## [What is being asked]
Extract the lines beginning at the one that holds "Read this page and output its text content." and ending at the final line of the material below, keeping them exact and leaving out all pictures.

Items listed in a dataset
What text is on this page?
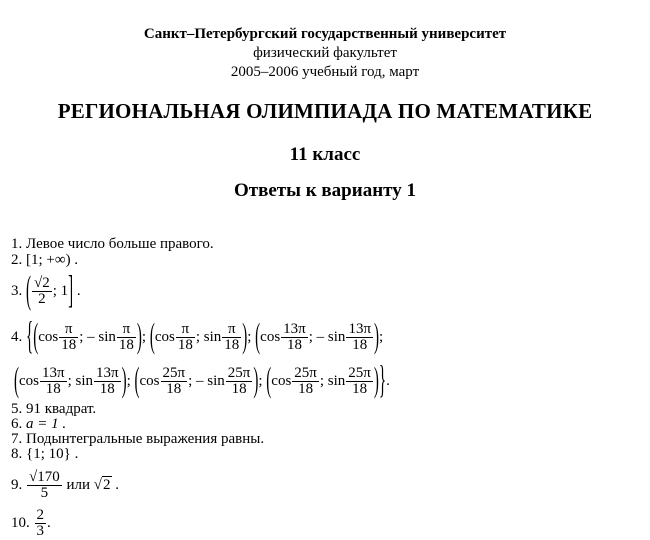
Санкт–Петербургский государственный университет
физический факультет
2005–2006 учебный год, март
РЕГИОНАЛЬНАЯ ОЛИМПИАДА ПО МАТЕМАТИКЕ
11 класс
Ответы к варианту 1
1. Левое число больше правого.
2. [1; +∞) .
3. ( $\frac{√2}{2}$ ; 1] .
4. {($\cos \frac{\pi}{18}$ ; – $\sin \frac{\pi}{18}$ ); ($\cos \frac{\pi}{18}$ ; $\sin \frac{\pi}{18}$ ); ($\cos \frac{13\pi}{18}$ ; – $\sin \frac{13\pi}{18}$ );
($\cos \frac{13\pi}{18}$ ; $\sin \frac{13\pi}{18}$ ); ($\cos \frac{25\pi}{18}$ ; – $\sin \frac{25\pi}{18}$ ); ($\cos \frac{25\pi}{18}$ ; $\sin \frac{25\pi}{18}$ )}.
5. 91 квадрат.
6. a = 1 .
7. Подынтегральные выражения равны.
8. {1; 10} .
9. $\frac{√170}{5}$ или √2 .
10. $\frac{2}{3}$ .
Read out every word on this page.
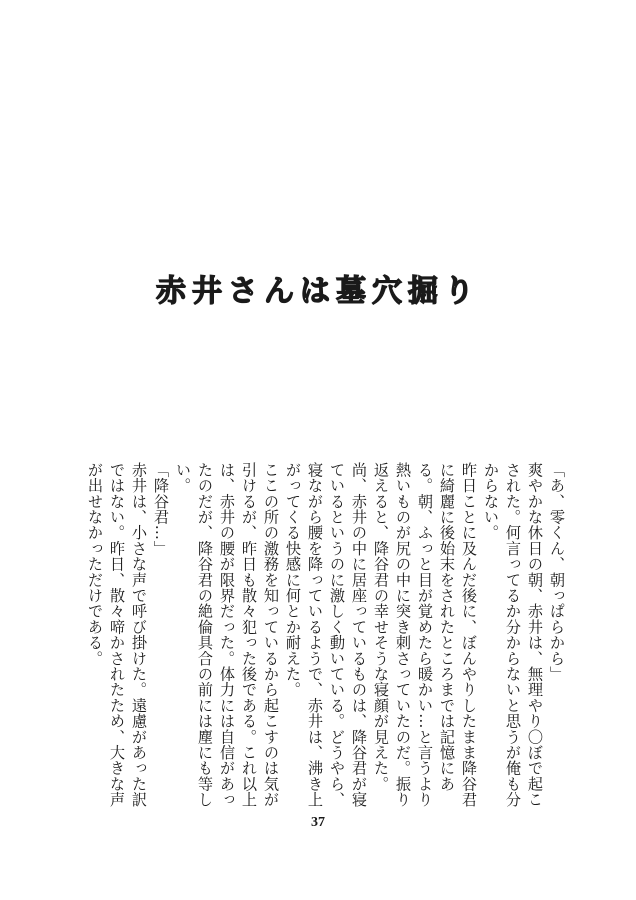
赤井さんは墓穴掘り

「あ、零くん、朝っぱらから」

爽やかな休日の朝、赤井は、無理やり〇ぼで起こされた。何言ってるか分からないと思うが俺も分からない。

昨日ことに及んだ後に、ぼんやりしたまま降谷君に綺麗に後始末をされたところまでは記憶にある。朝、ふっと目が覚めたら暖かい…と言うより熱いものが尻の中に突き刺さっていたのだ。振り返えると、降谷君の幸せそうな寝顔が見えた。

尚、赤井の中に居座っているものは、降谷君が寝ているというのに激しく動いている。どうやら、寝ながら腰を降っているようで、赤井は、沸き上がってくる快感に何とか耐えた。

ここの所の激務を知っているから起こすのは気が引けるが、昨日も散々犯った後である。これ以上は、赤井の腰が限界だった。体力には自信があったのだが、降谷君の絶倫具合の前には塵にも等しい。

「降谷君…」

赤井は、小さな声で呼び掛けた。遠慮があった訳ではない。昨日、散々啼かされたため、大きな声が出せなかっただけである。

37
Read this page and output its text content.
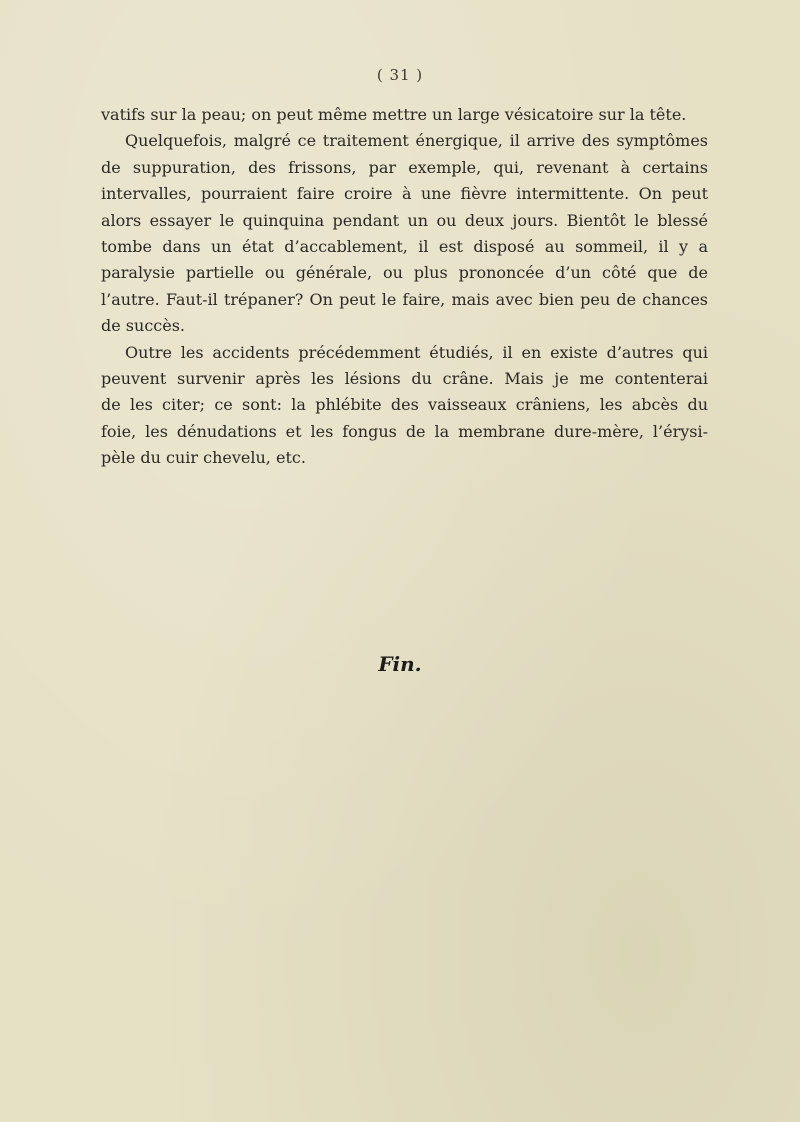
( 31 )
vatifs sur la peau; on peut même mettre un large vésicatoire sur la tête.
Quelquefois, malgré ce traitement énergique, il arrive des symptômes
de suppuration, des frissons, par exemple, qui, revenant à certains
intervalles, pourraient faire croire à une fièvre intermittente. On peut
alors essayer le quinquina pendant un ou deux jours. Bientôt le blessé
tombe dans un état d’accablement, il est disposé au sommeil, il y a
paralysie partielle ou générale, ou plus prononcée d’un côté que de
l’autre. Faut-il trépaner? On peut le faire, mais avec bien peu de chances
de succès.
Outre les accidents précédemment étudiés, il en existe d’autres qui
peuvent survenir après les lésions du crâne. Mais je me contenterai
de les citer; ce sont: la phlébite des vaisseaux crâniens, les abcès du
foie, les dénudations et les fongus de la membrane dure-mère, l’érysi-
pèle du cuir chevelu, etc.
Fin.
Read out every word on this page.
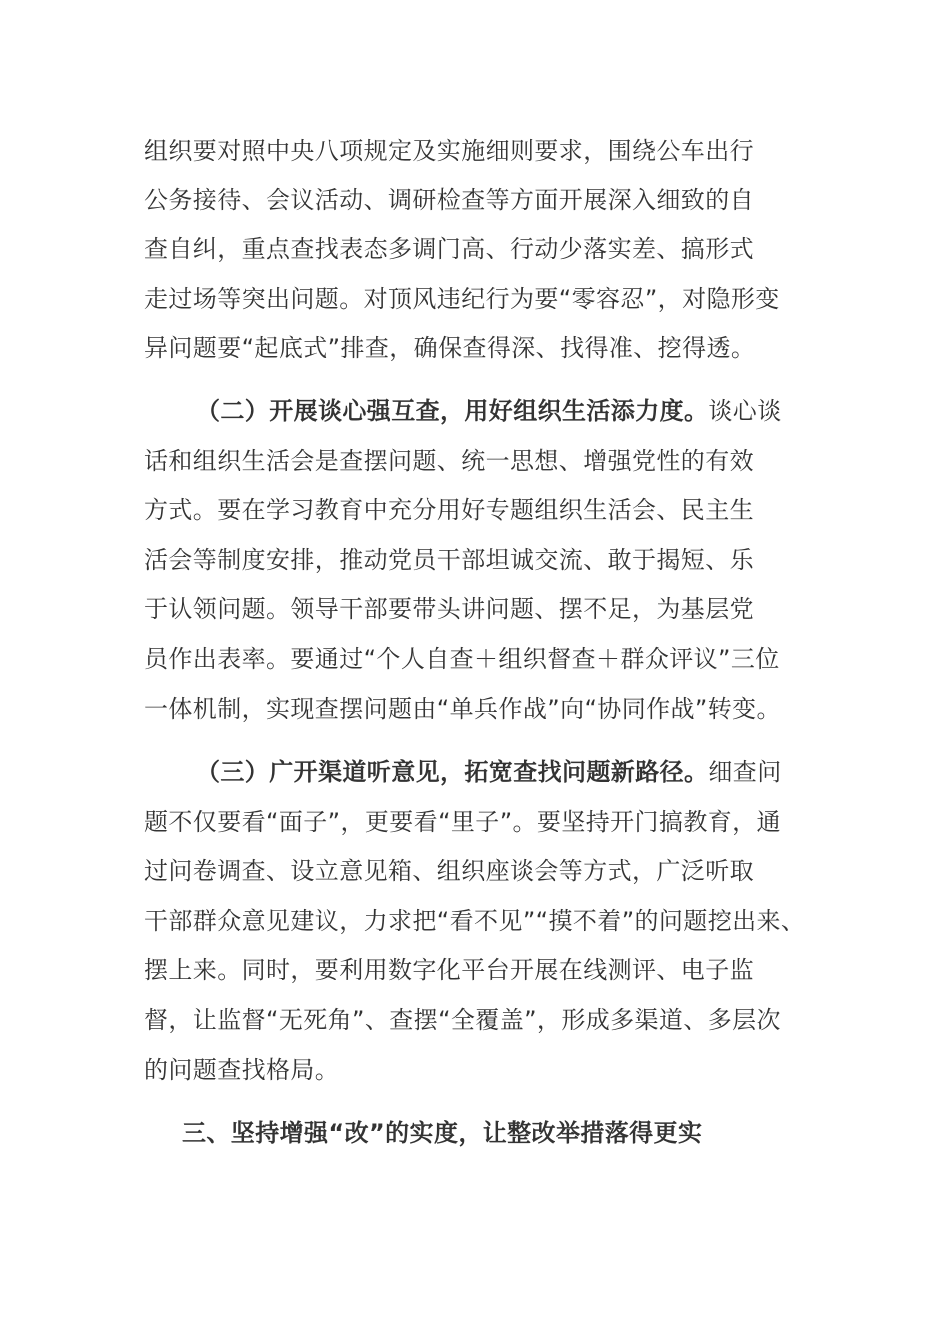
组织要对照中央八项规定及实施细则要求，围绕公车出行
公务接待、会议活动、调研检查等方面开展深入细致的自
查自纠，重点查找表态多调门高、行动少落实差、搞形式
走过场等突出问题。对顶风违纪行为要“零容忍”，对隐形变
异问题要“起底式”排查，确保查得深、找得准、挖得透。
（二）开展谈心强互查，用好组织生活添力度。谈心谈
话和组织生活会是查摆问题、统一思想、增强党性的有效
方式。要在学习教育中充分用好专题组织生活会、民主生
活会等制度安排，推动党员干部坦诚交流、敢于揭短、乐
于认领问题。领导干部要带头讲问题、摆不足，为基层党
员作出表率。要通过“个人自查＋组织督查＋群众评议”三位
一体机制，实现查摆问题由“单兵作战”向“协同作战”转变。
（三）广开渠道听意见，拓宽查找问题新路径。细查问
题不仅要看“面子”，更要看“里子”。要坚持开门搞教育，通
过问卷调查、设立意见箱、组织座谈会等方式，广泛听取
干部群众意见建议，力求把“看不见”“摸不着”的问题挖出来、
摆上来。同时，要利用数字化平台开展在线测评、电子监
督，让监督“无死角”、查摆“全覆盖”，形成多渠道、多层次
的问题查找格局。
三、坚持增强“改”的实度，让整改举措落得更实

## [Problem solution]
Read this page and output its text content.
( 31 )
vatifs sur la peau; on peut même mettre un large vésicatoire sur la tête.
Quelquefois, malgré ce traitement énergique, il arrive des symptômes
de suppuration, des frissons, par exemple, qui, revenant à certains
intervalles, pourraient faire croire à une fièvre intermittente. On peut
alors essayer le quinquina pendant un ou deux jours. Bientôt le blessé
tombe dans un état d’accablement, il est disposé au sommeil, il y a
paralysie partielle ou générale, ou plus prononcée d’un côté que de
l’autre. Faut-il trépaner? On peut le faire, mais avec bien peu de chances
de succès.
Outre les accidents précédemment étudiés, il en existe d’autres qui
peuvent survenir après les lésions du crâne. Mais je me contenterai
de les citer; ce sont: la phlébite des vaisseaux crâniens, les abcès du
foie, les dénudations et les fongus de la membrane dure-mère, l’érysi-
pèle du cuir chevelu, etc.
Fin.
Read out every word on this page.
组织要对照中央八项规定及实施细则要求，围绕公车出行
公务接待、会议活动、调研检查等方面开展深入细致的自
查自纠，重点查找表态多调门高、行动少落实差、搞形式
走过场等突出问题。对顶风违纪行为要“零容忍”，对隐形变
异问题要“起底式”排查，确保查得深、找得准、挖得透。
（二）开展谈心强互查，用好组织生活添力度。谈心谈
话和组织生活会是查摆问题、统一思想、增强党性的有效
方式。要在学习教育中充分用好专题组织生活会、民主生
活会等制度安排，推动党员干部坦诚交流、敢于揭短、乐
于认领问题。领导干部要带头讲问题、摆不足，为基层党
员作出表率。要通过“个人自查＋组织督查＋群众评议”三位
一体机制，实现查摆问题由“单兵作战”向“协同作战”转变。
（三）广开渠道听意见，拓宽查找问题新路径。细查问
题不仅要看“面子”，更要看“里子”。要坚持开门搞教育，通
过问卷调查、设立意见箱、组织座谈会等方式，广泛听取
干部群众意见建议，力求把“看不见”“摸不着”的问题挖出来、
摆上来。同时，要利用数字化平台开展在线测评、电子监
督，让监督“无死角”、查摆“全覆盖”，形成多渠道、多层次
的问题查找格局。
三、坚持增强“改”的实度，让整改举措落得更实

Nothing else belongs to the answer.